- [Goal]:
Report, as a bare number, how many lines of the material below contain the word "this".

────

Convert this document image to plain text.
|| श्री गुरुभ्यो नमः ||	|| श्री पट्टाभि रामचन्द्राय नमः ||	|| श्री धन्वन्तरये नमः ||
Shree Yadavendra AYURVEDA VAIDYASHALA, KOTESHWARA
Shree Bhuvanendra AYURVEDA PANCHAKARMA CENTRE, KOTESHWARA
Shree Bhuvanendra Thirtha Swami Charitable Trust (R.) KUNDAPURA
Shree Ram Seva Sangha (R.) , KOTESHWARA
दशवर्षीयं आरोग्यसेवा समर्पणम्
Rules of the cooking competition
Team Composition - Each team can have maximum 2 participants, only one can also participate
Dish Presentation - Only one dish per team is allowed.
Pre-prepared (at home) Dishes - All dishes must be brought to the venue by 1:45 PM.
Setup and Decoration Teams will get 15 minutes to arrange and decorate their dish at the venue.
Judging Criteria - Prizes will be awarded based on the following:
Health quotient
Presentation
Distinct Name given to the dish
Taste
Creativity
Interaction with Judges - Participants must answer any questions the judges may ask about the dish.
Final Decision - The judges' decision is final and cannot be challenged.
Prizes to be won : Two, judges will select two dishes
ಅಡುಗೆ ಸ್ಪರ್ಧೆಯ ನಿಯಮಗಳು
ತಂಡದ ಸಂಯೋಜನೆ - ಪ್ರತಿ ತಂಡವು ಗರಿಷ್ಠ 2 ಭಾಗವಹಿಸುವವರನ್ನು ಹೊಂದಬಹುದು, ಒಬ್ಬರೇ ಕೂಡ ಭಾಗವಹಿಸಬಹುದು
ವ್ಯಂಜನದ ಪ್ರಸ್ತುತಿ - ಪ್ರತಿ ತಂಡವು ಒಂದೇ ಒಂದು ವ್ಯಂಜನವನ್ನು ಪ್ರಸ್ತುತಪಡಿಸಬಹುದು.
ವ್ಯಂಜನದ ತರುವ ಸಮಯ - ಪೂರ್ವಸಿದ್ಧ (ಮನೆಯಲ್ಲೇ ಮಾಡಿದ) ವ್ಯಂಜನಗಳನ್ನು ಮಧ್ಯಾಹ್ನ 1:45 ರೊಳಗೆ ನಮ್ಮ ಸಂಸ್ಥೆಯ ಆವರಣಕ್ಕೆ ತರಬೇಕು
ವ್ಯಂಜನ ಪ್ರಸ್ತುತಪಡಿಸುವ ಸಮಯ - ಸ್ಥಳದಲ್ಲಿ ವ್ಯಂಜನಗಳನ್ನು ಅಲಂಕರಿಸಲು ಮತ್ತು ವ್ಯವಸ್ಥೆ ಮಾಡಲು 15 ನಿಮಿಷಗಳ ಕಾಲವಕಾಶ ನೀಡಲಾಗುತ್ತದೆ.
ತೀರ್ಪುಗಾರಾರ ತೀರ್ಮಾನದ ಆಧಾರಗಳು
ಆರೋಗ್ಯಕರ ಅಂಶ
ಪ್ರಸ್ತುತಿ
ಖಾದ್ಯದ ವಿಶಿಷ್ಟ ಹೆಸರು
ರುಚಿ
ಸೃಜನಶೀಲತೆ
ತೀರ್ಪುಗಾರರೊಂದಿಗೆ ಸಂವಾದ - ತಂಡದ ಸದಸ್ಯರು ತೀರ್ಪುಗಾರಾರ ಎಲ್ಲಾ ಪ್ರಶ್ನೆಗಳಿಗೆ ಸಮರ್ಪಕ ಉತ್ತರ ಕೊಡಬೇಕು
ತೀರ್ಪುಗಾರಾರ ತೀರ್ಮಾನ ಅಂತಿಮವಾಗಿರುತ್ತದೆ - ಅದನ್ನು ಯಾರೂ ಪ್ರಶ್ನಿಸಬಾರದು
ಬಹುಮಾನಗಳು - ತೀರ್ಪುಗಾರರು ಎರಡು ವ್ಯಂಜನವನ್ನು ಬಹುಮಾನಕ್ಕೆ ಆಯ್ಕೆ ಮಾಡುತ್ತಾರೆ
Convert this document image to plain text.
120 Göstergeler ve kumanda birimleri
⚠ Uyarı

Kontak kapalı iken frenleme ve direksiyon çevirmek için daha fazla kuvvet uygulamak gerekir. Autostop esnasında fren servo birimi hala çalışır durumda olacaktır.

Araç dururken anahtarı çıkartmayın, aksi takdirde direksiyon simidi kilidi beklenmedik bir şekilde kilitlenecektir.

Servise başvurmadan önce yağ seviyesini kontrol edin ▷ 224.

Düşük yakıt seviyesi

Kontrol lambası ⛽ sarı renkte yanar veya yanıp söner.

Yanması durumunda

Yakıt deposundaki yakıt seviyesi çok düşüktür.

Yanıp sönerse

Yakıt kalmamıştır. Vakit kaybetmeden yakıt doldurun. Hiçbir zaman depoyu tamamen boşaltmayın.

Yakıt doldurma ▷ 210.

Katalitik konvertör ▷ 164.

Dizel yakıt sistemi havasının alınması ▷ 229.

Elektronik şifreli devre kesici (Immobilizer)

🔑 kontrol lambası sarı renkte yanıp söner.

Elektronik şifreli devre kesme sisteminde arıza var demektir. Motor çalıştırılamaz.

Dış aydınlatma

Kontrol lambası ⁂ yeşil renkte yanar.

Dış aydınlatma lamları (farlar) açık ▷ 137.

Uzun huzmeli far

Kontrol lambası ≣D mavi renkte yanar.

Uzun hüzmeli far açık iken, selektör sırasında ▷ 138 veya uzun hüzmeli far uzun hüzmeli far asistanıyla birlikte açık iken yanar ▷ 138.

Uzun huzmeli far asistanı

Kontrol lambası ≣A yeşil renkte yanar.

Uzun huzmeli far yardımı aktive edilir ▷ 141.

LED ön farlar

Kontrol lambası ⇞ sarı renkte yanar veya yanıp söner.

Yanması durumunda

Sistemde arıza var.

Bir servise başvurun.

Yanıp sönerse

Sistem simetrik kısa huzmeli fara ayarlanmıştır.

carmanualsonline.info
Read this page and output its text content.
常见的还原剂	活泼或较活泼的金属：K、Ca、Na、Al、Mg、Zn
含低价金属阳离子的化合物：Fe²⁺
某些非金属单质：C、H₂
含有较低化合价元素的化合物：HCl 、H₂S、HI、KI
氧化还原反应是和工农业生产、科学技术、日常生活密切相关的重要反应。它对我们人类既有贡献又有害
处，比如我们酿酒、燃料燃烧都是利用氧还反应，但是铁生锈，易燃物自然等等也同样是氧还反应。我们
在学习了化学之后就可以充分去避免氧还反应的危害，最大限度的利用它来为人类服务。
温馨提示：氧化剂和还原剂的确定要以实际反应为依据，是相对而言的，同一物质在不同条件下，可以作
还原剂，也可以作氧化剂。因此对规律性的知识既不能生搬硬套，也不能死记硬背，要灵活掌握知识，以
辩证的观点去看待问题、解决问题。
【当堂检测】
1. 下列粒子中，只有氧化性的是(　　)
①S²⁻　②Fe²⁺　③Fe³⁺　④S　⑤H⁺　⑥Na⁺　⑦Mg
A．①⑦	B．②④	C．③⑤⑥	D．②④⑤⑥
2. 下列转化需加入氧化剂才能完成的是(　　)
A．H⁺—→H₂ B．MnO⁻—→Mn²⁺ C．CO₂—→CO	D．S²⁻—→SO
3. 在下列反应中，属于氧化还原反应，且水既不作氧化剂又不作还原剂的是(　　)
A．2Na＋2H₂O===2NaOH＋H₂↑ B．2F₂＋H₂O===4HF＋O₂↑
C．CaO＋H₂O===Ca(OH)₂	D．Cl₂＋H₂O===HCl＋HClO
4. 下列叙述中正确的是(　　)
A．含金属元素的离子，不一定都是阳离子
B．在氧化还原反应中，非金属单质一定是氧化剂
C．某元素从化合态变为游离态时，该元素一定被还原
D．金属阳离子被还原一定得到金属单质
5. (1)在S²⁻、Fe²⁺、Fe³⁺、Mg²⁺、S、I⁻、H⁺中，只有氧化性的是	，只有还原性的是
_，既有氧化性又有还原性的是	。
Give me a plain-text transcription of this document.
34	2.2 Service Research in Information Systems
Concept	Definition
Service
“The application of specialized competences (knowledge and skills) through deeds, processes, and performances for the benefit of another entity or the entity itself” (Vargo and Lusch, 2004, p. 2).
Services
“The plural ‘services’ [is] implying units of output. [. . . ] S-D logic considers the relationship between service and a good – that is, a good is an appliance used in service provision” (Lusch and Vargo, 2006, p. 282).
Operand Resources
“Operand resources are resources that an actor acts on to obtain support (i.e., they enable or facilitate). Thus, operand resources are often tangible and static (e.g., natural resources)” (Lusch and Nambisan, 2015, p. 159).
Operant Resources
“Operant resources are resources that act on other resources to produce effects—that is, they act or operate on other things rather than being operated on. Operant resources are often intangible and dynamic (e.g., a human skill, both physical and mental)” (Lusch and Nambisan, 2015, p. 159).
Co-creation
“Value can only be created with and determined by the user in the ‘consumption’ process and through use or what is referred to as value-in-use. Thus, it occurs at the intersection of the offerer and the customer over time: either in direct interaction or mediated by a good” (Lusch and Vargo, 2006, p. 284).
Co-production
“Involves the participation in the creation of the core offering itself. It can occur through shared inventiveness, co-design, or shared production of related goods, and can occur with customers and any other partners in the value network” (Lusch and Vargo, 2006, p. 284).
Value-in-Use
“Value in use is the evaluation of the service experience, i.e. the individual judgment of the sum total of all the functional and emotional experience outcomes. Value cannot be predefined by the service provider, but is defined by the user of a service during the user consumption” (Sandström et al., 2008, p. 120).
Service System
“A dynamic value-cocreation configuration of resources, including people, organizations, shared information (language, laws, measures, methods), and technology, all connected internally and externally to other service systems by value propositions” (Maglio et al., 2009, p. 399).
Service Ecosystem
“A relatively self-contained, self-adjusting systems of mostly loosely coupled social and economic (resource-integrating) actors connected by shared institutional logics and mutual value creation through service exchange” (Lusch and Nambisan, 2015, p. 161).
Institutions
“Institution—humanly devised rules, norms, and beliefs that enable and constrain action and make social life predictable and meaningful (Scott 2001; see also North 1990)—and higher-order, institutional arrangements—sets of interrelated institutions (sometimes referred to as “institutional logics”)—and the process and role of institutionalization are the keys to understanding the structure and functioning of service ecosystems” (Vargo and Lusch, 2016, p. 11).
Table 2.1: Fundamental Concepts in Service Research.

────

- [Answer below]:
4